++++ INFORMATION SUPPLIED ++++

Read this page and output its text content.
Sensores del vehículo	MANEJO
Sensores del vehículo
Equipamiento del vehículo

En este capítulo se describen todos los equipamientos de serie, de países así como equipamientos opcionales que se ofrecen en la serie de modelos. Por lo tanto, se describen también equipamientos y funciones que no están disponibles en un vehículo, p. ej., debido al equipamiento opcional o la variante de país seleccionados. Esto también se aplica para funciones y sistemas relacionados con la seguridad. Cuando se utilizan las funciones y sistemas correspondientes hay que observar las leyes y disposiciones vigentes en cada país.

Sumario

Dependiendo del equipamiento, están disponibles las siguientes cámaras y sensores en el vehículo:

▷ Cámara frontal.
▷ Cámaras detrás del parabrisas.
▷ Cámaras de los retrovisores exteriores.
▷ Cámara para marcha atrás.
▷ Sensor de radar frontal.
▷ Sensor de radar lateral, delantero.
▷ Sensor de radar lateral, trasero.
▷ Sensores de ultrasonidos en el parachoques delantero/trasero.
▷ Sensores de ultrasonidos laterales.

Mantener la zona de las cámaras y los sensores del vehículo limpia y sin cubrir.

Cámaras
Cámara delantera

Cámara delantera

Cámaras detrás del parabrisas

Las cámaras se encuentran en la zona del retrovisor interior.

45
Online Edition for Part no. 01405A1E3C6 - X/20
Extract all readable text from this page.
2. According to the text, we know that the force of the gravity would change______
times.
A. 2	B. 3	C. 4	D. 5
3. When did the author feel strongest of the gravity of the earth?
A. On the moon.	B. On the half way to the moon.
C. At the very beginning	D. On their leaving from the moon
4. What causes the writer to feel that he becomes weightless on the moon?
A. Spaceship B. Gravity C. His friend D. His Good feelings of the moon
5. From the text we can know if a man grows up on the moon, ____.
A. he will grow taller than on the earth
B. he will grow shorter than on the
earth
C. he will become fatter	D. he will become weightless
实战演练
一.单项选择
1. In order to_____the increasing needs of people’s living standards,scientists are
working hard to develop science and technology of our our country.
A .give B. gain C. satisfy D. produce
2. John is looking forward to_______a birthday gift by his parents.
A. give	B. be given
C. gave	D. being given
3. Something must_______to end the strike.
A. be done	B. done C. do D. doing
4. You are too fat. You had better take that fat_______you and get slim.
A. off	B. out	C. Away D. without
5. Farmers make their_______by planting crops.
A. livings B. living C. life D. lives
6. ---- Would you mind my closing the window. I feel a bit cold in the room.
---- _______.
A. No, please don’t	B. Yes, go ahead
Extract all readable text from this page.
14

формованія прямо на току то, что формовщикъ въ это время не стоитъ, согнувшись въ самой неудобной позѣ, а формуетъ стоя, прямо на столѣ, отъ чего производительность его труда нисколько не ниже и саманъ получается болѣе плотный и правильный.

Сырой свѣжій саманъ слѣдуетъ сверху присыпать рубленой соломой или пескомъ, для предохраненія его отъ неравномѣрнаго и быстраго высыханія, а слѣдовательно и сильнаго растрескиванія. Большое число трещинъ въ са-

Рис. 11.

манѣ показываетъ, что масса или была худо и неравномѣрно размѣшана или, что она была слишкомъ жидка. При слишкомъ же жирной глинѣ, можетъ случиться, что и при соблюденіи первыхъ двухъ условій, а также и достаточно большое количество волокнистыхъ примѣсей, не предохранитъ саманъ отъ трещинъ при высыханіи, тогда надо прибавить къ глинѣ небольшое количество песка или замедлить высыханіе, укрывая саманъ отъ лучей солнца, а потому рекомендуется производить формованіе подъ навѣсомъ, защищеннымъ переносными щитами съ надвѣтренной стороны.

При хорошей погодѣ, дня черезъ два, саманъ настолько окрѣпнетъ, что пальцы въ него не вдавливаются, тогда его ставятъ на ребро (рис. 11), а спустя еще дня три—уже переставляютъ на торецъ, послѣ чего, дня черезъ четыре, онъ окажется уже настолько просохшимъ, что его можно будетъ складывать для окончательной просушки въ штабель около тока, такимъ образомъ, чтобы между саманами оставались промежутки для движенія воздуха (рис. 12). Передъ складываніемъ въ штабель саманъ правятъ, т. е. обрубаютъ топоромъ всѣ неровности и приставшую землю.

++++

Reproduce the records above exactly as they appear.

THE ANSWER:
Read this page and output its text content.
Sensores del vehículo	MANEJO
Sensores del vehículo
Equipamiento del vehículo

En este capítulo se describen todos los equipamientos de serie, de países así como equipamientos opcionales que se ofrecen en la serie de modelos. Por lo tanto, se describen también equipamientos y funciones que no están disponibles en un vehículo, p. ej., debido al equipamiento opcional o la variante de país seleccionados. Esto también se aplica para funciones y sistemas relacionados con la seguridad. Cuando se utilizan las funciones y sistemas correspondientes hay que observar las leyes y disposiciones vigentes en cada país.

Sumario

Dependiendo del equipamiento, están disponibles las siguientes cámaras y sensores en el vehículo:

▷ Cámara frontal.
▷ Cámaras detrás del parabrisas.
▷ Cámaras de los retrovisores exteriores.
▷ Cámara para marcha atrás.
▷ Sensor de radar frontal.
▷ Sensor de radar lateral, delantero.
▷ Sensor de radar lateral, trasero.
▷ Sensores de ultrasonidos en el parachoques delantero/trasero.
▷ Sensores de ultrasonidos laterales.

Mantener la zona de las cámaras y los sensores del vehículo limpia y sin cubrir.

Cámaras
Cámara delantera

Cámara delantera

Cámaras detrás del parabrisas

Las cámaras se encuentran en la zona del retrovisor interior.

45
Online Edition for Part no. 01405A1E3C6 - X/20
Extract all readable text from this page.
2. According to the text, we know that the force of the gravity would change______
times.
A. 2	B. 3	C. 4	D. 5
3. When did the author feel strongest of the gravity of the earth?
A. On the moon.	B. On the half way to the moon.
C. At the very beginning	D. On their leaving from the moon
4. What causes the writer to feel that he becomes weightless on the moon?
A. Spaceship B. Gravity C. His friend D. His Good feelings of the moon
5. From the text we can know if a man grows up on the moon, ____.
A. he will grow taller than on the earth
B. he will grow shorter than on the
earth
C. he will become fatter	D. he will become weightless
实战演练
一.单项选择
1. In order to_____the increasing needs of people’s living standards,scientists are
working hard to develop science and technology of our our country.
A .give B. gain C. satisfy D. produce
2. John is looking forward to_______a birthday gift by his parents.
A. give	B. be given
C. gave	D. being given
3. Something must_______to end the strike.
A. be done	B. done C. do D. doing
4. You are too fat. You had better take that fat_______you and get slim.
A. off	B. out	C. Away D. without
5. Farmers make their_______by planting crops.
A. livings B. living C. life D. lives
6. ---- Would you mind my closing the window. I feel a bit cold in the room.
---- _______.
A. No, please don’t	B. Yes, go ahead
Extract all readable text from this page.
14

формованія прямо на току то, что формовщикъ въ это время не стоитъ, согнувшись въ самой неудобной позѣ, а формуетъ стоя, прямо на столѣ, отъ чего производительность его труда нисколько не ниже и саманъ получается болѣе плотный и правильный.

Сырой свѣжій саманъ слѣдуетъ сверху присыпать рубленой соломой или пескомъ, для предохраненія его отъ неравномѣрнаго и быстраго высыханія, а слѣдовательно и сильнаго растрескиванія. Большое число трещинъ въ са-

Рис. 11.

манѣ показываетъ, что масса или была худо и неравномѣрно размѣшана или, что она была слишкомъ жидка. При слишкомъ же жирной глинѣ, можетъ случиться, что и при соблюденіи первыхъ двухъ условій, а также и достаточно большое количество волокнистыхъ примѣсей, не предохранитъ саманъ отъ трещинъ при высыханіи, тогда надо прибавить къ глинѣ небольшое количество песка или замедлить высыханіе, укрывая саманъ отъ лучей солнца, а потому рекомендуется производить формованіе подъ навѣсомъ, защищеннымъ переносными щитами съ надвѣтренной стороны.

При хорошей погодѣ, дня черезъ два, саманъ настолько окрѣпнетъ, что пальцы въ него не вдавливаются, тогда его ставятъ на ребро (рис. 11), а спустя еще дня три—уже переставляютъ на торецъ, послѣ чего, дня черезъ четыре, онъ окажется уже настолько просохшимъ, что его можно будетъ складывать для окончательной просушки въ штабель около тока, такимъ образомъ, чтобы между саманами оставались промежутки для движенія воздуха (рис. 12). Передъ складываніемъ въ штабель саманъ правятъ, т. е. обрубаютъ топоромъ всѣ неровности и приставшую землю.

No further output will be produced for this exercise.